[start of Data lines]
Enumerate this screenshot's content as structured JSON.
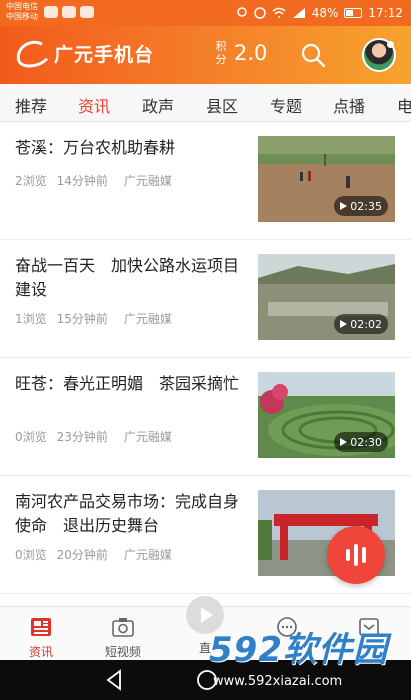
{
  "status_bar": {
    "carrier_1": "中国电信",
    "carrier_2": "中国移动",
    "battery": "48%",
    "time": "17:12"
  },
  "header": {
    "app_name": "广元手机台",
    "points_label": "积分",
    "points_value": "2.0",
    "brand_color": "#f26a1f"
  },
  "tabs": [
    "推荐",
    "资讯",
    "政声",
    "县区",
    "专题",
    "点播",
    "电"
  ],
  "active_tab": 1,
  "news": [
    {
      "title": "苍溪：万台农机助春耕",
      "views": "2浏览",
      "time": "14分钟前",
      "source": "广元融媒",
      "duration": "02:35"
    },
    {
      "title": "奋战一百天　加快公路水运项目建设",
      "views": "1浏览",
      "time": "15分钟前",
      "source": "广元融媒",
      "duration": "02:02"
    },
    {
      "title": "旺苍：春光正明媚　茶园采摘忙",
      "views": "0浏览",
      "time": "23分钟前",
      "source": "广元融媒",
      "duration": "02:30"
    },
    {
      "title": "南河农产品交易市场：完成自身使命　退出历史舞台",
      "views": "0浏览",
      "time": "20分钟前",
      "source": "广元融媒",
      "duration": ""
    }
  ],
  "bottom_nav": [
    {
      "label": "资讯",
      "icon": "news-icon"
    },
    {
      "label": "短视频",
      "icon": "camera-icon"
    },
    {
      "label": "直",
      "icon": "play-icon"
    },
    {
      "label": "",
      "icon": "chat-icon"
    },
    {
      "label": "",
      "icon": "profile-icon"
    }
  ],
  "watermark": {
    "text": "592软件园",
    "url": "www.592xiazai.com"
  }
}
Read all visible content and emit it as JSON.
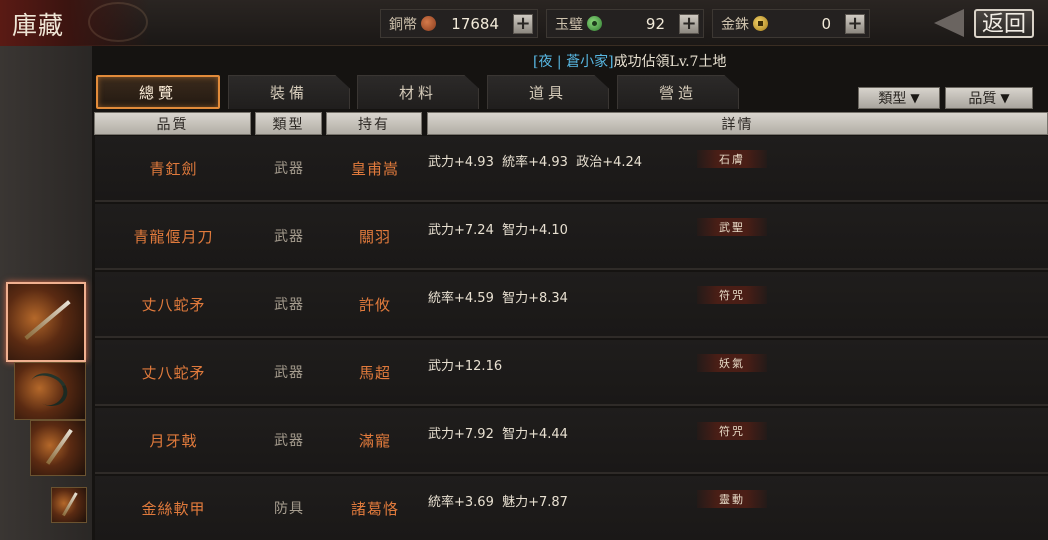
{
  "header": {
    "title": "庫藏",
    "resources": [
      {
        "label": "銅幣",
        "icon": "copper-coin-icon",
        "value": "17684"
      },
      {
        "label": "玉璧",
        "icon": "jade-disc-icon",
        "value": "92"
      },
      {
        "label": "金銖",
        "icon": "gold-coin-icon",
        "value": "0"
      }
    ],
    "plus_label": "+",
    "back_label": "返回"
  },
  "notice": {
    "prefix": "[",
    "team": "夜",
    "separator": " | ",
    "player": "蒼小家",
    "suffix": "]",
    "message": "成功佔領Lv.7土地"
  },
  "tabs": [
    {
      "label": "總覽",
      "active": true
    },
    {
      "label": "裝備",
      "active": false
    },
    {
      "label": "材料",
      "active": false
    },
    {
      "label": "道具",
      "active": false
    },
    {
      "label": "營造",
      "active": false
    }
  ],
  "filters": {
    "type_label": "類型",
    "quality_label": "品質",
    "caret": "▼"
  },
  "columns": [
    "品質",
    "類型",
    "持有",
    "詳情"
  ],
  "items": [
    {
      "name": "青釭劍",
      "type": "武器",
      "owner": "皇甫嵩",
      "stats": "武力+4.93  統率+4.93  政治+4.24",
      "badge": "石膚"
    },
    {
      "name": "青龍偃月刀",
      "type": "武器",
      "owner": "關羽",
      "stats": "武力+7.24  智力+4.10",
      "badge": "武聖"
    },
    {
      "name": "丈八蛇矛",
      "type": "武器",
      "owner": "許攸",
      "stats": "統率+4.59  智力+8.34",
      "badge": "符咒"
    },
    {
      "name": "丈八蛇矛",
      "type": "武器",
      "owner": "馬超",
      "stats": "武力+12.16",
      "badge": "妖氣"
    },
    {
      "name": "月牙戟",
      "type": "武器",
      "owner": "滿寵",
      "stats": "武力+7.92  智力+4.44",
      "badge": "符咒"
    },
    {
      "name": "金絲軟甲",
      "type": "防具",
      "owner": "諸葛恪",
      "stats": "統率+3.69  魅力+7.87",
      "badge": "靈動"
    }
  ],
  "thumbnails": [
    {
      "icon": "sword-thumbnail-icon",
      "selected": true
    },
    {
      "icon": "curved-blade-thumbnail-icon",
      "selected": false
    },
    {
      "icon": "spear-thumbnail-icon",
      "selected": false
    },
    {
      "icon": "halberd-thumbnail-icon",
      "selected": false
    }
  ],
  "colors": {
    "accent_orange": "#e07a3c",
    "tab_active_border": "#e28b3a",
    "notice_blue": "#58b7e2",
    "title_red": "#5a1a14"
  }
}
[end of Data lines]
Exercise brief ▸ The data above should be repeated exactly, minus any pictures.

Solution ▸
Enumerate this screenshot's content as structured JSON.
{
  "status_bar": {
    "carrier_1": "中国电信",
    "carrier_2": "中国移动",
    "battery": "48%",
    "time": "17:12"
  },
  "header": {
    "app_name": "广元手机台",
    "points_label": "积分",
    "points_value": "2.0",
    "brand_color": "#f26a1f"
  },
  "tabs": [
    "推荐",
    "资讯",
    "政声",
    "县区",
    "专题",
    "点播",
    "电"
  ],
  "active_tab": 1,
  "news": [
    {
      "title": "苍溪：万台农机助春耕",
      "views": "2浏览",
      "time": "14分钟前",
      "source": "广元融媒",
      "duration": "02:35"
    },
    {
      "title": "奋战一百天　加快公路水运项目建设",
      "views": "1浏览",
      "time": "15分钟前",
      "source": "广元融媒",
      "duration": "02:02"
    },
    {
      "title": "旺苍：春光正明媚　茶园采摘忙",
      "views": "0浏览",
      "time": "23分钟前",
      "source": "广元融媒",
      "duration": "02:30"
    },
    {
      "title": "南河农产品交易市场：完成自身使命　退出历史舞台",
      "views": "0浏览",
      "time": "20分钟前",
      "source": "广元融媒",
      "duration": ""
    }
  ],
  "bottom_nav": [
    {
      "label": "资讯",
      "icon": "news-icon"
    },
    {
      "label": "短视频",
      "icon": "camera-icon"
    },
    {
      "label": "直",
      "icon": "play-icon"
    },
    {
      "label": "",
      "icon": "chat-icon"
    },
    {
      "label": "",
      "icon": "profile-icon"
    }
  ],
  "watermark": {
    "text": "592软件园",
    "url": "www.592xiazai.com"
  }
}
Read all visible content and emit it as JSON.
{
  "header": {
    "title": "庫藏",
    "resources": [
      {
        "label": "銅幣",
        "icon": "copper-coin-icon",
        "value": "17684"
      },
      {
        "label": "玉璧",
        "icon": "jade-disc-icon",
        "value": "92"
      },
      {
        "label": "金銖",
        "icon": "gold-coin-icon",
        "value": "0"
      }
    ],
    "plus_label": "+",
    "back_label": "返回"
  },
  "notice": {
    "prefix": "[",
    "team": "夜",
    "separator": " | ",
    "player": "蒼小家",
    "suffix": "]",
    "message": "成功佔領Lv.7土地"
  },
  "tabs": [
    {
      "label": "總覽",
      "active": true
    },
    {
      "label": "裝備",
      "active": false
    },
    {
      "label": "材料",
      "active": false
    },
    {
      "label": "道具",
      "active": false
    },
    {
      "label": "營造",
      "active": false
    }
  ],
  "filters": {
    "type_label": "類型",
    "quality_label": "品質",
    "caret": "▼"
  },
  "columns": [
    "品質",
    "類型",
    "持有",
    "詳情"
  ],
  "items": [
    {
      "name": "青釭劍",
      "type": "武器",
      "owner": "皇甫嵩",
      "stats": "武力+4.93  統率+4.93  政治+4.24",
      "badge": "石膚"
    },
    {
      "name": "青龍偃月刀",
      "type": "武器",
      "owner": "關羽",
      "stats": "武力+7.24  智力+4.10",
      "badge": "武聖"
    },
    {
      "name": "丈八蛇矛",
      "type": "武器",
      "owner": "許攸",
      "stats": "統率+4.59  智力+8.34",
      "badge": "符咒"
    },
    {
      "name": "丈八蛇矛",
      "type": "武器",
      "owner": "馬超",
      "stats": "武力+12.16",
      "badge": "妖氣"
    },
    {
      "name": "月牙戟",
      "type": "武器",
      "owner": "滿寵",
      "stats": "武力+7.92  智力+4.44",
      "badge": "符咒"
    },
    {
      "name": "金絲軟甲",
      "type": "防具",
      "owner": "諸葛恪",
      "stats": "統率+3.69  魅力+7.87",
      "badge": "靈動"
    }
  ],
  "thumbnails": [
    {
      "icon": "sword-thumbnail-icon",
      "selected": true
    },
    {
      "icon": "curved-blade-thumbnail-icon",
      "selected": false
    },
    {
      "icon": "spear-thumbnail-icon",
      "selected": false
    },
    {
      "icon": "halberd-thumbnail-icon",
      "selected": false
    }
  ],
  "colors": {
    "accent_orange": "#e07a3c",
    "tab_active_border": "#e28b3a",
    "notice_blue": "#58b7e2",
    "title_red": "#5a1a14"
  }
}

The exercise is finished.